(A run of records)
--------

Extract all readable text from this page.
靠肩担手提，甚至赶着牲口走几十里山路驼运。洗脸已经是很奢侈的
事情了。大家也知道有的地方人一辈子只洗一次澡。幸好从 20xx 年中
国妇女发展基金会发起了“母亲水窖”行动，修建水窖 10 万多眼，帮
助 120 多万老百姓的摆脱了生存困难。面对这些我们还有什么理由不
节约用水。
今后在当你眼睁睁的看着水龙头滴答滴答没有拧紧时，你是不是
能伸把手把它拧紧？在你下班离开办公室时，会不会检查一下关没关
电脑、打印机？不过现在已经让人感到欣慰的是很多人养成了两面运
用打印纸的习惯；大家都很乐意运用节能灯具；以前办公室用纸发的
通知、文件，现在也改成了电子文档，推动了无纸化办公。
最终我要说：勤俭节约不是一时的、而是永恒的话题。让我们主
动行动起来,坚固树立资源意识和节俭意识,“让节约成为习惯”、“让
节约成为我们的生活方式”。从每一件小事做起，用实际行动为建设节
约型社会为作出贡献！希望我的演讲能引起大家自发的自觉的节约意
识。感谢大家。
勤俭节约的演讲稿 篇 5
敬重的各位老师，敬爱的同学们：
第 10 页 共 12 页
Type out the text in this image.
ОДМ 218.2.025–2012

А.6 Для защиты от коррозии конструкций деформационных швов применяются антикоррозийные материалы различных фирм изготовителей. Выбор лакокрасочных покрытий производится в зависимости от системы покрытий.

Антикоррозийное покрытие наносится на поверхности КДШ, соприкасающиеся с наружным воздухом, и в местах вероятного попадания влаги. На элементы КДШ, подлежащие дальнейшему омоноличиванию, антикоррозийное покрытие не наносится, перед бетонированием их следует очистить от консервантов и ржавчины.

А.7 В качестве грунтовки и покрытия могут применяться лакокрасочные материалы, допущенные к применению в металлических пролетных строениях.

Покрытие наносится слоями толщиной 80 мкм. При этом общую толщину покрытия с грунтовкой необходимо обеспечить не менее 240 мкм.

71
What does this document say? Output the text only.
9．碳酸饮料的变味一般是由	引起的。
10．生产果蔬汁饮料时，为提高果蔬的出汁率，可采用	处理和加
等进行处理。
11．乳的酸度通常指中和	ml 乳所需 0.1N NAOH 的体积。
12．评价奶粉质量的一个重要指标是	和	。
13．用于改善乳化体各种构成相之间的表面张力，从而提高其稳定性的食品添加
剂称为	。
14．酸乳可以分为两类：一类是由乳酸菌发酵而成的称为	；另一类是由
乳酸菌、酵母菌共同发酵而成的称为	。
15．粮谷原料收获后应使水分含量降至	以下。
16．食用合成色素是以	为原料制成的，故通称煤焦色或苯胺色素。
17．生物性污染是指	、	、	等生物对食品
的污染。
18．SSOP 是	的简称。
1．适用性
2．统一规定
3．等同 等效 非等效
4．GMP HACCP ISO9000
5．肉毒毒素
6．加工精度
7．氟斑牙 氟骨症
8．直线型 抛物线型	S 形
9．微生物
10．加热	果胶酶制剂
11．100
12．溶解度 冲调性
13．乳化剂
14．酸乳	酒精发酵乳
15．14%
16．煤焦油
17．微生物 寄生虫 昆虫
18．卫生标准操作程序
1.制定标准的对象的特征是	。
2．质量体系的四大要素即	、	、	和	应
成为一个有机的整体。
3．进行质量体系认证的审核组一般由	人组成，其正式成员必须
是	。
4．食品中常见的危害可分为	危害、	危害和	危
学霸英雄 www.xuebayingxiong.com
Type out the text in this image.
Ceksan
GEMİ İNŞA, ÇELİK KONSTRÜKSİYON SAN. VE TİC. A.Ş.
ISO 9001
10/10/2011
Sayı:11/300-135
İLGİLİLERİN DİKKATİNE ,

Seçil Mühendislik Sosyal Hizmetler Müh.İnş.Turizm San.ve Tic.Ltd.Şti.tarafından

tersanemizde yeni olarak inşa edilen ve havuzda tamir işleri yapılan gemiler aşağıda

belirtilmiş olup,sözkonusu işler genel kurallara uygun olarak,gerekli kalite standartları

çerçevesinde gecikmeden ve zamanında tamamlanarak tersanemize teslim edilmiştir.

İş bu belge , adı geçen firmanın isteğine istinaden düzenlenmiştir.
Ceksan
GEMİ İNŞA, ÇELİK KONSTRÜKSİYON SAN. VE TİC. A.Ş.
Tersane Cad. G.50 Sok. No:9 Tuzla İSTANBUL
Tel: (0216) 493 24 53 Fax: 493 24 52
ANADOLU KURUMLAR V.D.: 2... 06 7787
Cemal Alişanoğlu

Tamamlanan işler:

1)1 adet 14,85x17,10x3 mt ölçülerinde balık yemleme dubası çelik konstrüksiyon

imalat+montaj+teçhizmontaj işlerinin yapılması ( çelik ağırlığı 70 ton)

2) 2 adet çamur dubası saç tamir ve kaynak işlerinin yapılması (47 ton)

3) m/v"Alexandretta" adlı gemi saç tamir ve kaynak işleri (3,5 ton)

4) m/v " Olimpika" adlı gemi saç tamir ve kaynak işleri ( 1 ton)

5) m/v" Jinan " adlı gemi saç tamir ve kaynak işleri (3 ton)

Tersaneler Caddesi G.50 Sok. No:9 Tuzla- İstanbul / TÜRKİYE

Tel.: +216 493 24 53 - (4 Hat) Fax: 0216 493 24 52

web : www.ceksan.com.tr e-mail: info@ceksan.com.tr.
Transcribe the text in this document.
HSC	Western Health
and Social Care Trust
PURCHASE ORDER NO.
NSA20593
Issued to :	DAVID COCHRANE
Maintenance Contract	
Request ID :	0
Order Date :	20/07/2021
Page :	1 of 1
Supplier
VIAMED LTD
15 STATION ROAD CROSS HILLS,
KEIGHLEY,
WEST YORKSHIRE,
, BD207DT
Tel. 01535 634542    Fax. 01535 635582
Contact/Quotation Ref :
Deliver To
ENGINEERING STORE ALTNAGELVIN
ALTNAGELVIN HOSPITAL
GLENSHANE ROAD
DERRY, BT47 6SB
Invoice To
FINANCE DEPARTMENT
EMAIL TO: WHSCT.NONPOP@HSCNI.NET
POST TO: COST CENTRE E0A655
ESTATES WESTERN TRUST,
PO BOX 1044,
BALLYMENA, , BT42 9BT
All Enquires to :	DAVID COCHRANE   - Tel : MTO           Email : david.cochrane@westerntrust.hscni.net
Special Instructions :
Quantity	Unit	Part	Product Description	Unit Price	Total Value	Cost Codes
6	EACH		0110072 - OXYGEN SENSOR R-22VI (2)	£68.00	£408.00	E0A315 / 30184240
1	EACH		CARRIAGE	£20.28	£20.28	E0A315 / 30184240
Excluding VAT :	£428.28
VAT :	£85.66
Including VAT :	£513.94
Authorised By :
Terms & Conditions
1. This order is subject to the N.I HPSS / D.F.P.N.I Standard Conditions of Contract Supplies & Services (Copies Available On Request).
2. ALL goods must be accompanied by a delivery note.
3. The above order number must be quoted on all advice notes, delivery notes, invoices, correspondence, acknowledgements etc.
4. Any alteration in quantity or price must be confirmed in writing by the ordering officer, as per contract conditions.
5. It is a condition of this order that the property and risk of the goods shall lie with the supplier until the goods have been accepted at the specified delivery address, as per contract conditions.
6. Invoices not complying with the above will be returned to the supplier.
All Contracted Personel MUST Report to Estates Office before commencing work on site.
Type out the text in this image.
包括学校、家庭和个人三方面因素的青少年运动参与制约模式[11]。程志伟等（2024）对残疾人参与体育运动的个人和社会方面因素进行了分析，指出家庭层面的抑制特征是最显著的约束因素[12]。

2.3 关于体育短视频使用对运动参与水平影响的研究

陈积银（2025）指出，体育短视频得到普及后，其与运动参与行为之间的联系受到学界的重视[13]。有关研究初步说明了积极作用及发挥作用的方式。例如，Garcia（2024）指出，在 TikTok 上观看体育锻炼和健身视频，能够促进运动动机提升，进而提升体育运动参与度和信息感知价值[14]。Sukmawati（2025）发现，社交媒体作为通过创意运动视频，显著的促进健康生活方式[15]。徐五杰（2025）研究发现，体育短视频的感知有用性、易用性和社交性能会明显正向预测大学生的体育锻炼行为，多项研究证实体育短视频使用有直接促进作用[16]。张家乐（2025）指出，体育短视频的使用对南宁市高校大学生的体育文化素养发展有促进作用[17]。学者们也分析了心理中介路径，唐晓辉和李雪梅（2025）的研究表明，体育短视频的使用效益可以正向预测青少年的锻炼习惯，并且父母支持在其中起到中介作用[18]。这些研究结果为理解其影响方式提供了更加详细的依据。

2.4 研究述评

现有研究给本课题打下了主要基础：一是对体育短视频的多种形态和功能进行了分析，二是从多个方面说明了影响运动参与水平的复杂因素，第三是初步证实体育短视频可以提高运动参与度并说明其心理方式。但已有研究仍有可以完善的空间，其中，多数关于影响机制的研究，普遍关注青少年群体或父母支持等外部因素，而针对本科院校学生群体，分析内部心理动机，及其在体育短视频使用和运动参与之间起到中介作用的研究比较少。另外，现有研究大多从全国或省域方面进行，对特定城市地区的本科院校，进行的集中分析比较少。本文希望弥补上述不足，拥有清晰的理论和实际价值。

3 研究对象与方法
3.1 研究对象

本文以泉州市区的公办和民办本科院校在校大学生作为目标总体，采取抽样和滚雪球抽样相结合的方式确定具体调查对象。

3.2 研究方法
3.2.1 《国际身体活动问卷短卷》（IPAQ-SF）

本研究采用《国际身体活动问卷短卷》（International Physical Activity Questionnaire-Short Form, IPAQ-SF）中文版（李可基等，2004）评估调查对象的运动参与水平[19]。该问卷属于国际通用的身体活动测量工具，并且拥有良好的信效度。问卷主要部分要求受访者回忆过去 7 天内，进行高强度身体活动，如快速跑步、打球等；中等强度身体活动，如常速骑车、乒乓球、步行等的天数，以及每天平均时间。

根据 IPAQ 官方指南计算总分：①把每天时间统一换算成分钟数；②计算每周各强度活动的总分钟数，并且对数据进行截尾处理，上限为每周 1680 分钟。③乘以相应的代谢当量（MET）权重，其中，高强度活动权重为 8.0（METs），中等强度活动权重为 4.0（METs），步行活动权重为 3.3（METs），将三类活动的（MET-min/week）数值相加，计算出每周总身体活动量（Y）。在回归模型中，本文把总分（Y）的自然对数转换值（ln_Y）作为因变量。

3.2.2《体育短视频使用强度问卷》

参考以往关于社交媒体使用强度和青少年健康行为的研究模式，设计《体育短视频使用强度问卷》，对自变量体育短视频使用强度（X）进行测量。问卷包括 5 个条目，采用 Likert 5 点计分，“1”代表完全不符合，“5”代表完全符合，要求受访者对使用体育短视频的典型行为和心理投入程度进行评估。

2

--------

◆ **SHORT EXERCISE**: Out of the material above, gather each line where "ALTNAGELVIN" appears.

◆ **WRITTEN ANSWER**:
ENGINEERING STORE ALTNAGELVIN
ALTNAGELVIN HOSPITAL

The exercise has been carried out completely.